**Record excerpts:**
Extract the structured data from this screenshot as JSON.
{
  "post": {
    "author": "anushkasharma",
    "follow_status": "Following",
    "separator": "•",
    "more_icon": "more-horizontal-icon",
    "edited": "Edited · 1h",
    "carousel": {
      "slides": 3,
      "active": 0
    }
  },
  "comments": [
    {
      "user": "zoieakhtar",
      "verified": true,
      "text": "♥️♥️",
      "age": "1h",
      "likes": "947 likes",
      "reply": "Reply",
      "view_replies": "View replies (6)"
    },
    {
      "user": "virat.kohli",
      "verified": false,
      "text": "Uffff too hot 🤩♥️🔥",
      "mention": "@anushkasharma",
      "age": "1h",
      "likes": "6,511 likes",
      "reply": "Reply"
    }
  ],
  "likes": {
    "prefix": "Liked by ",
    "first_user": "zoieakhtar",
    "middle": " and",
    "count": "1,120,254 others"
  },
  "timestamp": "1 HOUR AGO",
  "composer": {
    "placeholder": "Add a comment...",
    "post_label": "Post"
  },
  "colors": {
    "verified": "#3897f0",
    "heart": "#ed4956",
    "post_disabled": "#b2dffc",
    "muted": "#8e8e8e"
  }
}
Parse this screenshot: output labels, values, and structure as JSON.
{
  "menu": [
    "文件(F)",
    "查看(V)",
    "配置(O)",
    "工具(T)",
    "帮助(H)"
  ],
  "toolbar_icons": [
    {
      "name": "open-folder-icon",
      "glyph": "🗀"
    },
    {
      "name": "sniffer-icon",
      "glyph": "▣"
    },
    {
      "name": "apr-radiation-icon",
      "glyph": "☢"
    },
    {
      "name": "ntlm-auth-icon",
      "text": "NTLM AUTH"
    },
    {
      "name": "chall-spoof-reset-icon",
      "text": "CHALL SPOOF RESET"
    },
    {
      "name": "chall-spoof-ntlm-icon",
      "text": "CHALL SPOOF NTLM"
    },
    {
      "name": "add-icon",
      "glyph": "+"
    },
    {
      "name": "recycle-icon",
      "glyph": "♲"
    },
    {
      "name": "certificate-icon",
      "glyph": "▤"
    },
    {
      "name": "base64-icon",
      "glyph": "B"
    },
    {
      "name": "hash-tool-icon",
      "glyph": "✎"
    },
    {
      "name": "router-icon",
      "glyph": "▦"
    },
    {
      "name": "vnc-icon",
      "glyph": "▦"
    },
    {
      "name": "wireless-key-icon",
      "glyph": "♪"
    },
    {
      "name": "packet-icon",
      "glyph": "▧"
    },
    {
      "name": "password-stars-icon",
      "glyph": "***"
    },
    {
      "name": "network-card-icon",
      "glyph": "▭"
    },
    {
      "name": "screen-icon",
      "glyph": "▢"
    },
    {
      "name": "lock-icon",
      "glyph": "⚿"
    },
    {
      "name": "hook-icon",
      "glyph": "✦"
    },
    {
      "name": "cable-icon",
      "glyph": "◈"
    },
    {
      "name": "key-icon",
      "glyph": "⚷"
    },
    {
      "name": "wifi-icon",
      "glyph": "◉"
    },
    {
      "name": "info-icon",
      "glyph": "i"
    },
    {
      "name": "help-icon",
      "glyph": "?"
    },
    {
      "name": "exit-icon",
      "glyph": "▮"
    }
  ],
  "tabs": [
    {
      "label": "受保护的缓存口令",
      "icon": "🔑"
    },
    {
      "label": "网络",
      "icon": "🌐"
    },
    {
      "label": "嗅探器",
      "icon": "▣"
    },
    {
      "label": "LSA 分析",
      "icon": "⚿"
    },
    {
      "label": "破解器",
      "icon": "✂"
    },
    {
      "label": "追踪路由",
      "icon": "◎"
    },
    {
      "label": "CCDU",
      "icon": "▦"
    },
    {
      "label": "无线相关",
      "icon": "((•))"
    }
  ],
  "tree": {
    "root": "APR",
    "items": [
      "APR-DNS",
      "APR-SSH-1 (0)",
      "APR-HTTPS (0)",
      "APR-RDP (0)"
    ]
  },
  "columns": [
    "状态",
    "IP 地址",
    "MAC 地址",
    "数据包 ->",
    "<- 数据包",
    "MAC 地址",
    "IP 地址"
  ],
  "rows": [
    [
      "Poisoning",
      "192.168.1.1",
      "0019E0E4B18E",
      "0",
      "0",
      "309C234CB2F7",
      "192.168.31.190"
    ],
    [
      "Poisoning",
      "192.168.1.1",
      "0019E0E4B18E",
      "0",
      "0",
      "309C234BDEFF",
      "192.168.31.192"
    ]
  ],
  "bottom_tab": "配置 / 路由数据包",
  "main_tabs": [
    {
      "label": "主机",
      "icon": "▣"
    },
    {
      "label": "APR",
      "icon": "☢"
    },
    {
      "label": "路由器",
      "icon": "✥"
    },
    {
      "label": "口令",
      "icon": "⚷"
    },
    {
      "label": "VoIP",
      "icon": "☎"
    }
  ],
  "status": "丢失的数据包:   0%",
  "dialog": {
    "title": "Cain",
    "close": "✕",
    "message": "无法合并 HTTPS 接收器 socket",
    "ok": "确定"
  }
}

**Written problem:** Whichever lines contain the string "this", select and copy them.

**Response below:**
Extract the structured data from this screenshot as JSON.
Parse this screenshot: output labels, values, and structure as JSON.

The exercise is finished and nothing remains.